## Task directions
Find each line in the records below that contains the word "pump" and copy those lines out. Case counts.

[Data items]
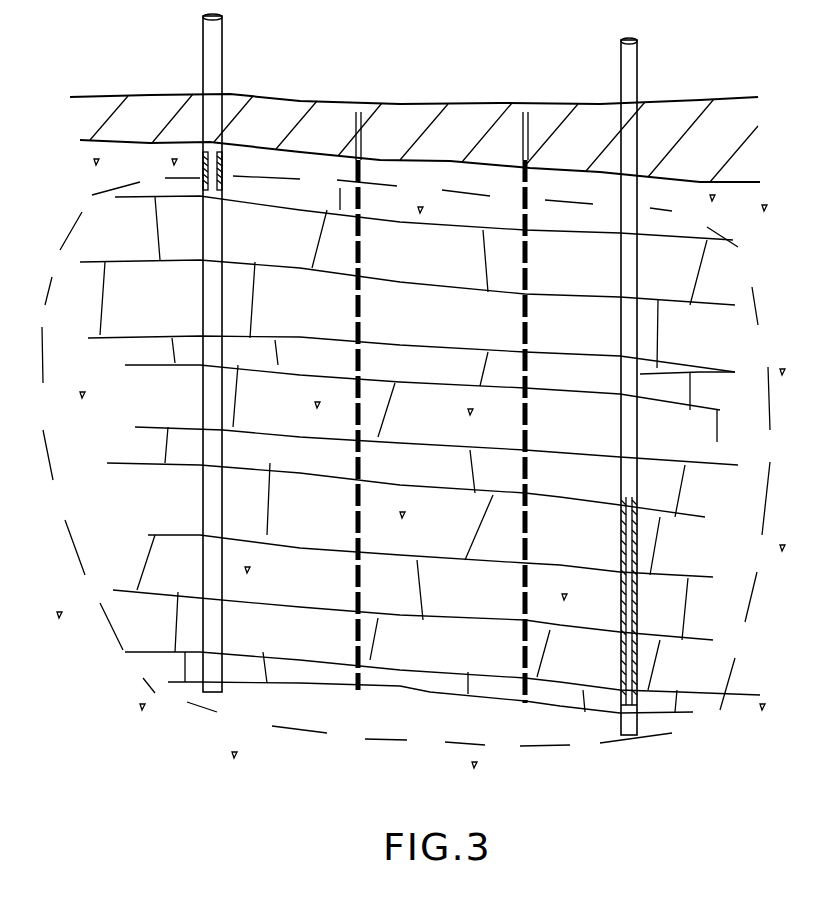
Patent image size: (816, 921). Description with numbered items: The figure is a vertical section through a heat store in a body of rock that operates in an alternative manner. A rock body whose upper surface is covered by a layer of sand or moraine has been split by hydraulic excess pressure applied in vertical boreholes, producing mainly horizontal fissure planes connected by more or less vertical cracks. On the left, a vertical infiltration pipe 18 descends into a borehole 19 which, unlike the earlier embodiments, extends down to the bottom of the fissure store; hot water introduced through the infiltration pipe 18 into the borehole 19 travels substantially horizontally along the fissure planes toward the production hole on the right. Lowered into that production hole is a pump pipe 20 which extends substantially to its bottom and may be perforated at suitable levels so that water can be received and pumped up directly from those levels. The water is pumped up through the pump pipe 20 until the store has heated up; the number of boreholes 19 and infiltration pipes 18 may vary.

The vertical infiltration pipe 18 is at (222, 68).
The borehole 19 is at (208, 498).
The pump pipe 20 is at (621, 75).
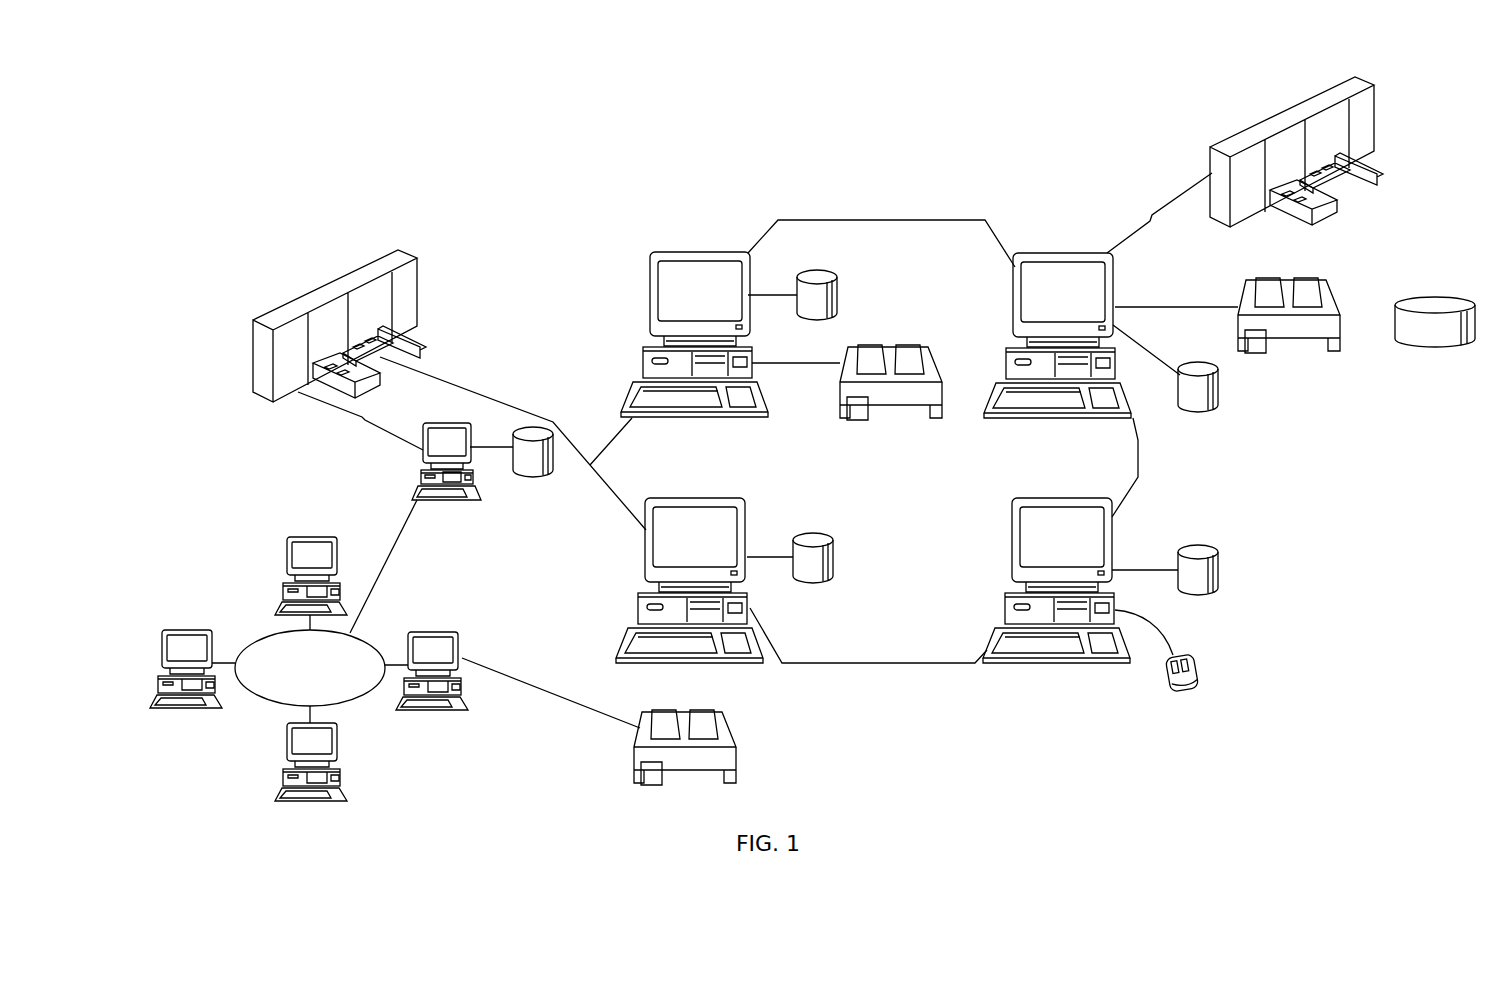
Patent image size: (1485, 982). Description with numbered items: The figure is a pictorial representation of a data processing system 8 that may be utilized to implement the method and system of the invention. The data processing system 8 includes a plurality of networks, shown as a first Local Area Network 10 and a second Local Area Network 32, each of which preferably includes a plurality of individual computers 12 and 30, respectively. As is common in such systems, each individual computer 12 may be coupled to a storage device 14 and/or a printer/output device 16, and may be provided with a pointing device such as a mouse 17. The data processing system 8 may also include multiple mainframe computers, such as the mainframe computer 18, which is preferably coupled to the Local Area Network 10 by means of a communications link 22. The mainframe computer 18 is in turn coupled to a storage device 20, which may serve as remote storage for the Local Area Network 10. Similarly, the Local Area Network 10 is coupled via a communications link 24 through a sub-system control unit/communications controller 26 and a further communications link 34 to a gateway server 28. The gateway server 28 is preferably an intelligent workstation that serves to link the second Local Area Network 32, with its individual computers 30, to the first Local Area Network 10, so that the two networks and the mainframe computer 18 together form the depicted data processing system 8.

## In response
Patent image size: (816, 921). Description with numbered items: The figure is a vertical section through a heat store in a body of rock that operates in an alternative manner. A rock body whose upper surface is covered by a layer of sand or moraine has been split by hydraulic excess pressure applied in vertical boreholes, producing mainly horizontal fissure planes connected by more or less vertical cracks. On the left, a vertical infiltration pipe 18 descends into a borehole 19 which, unlike the earlier embodiments, extends down to the bottom of the fissure store; hot water introduced through the infiltration pipe 18 into the borehole 19 travels substantially horizontally along the fissure planes toward the production hole on the right. Lowered into that production hole is a pump pipe 20 which extends substantially to its bottom and may be perforated at suitable levels so that water can be received and pumped up directly from those levels. The water is pumped up through the pump pipe 20 until the store has heated up; the number of boreholes 19 and infiltration pipes 18 may vary.
The pump pipe 20 is at (621, 75).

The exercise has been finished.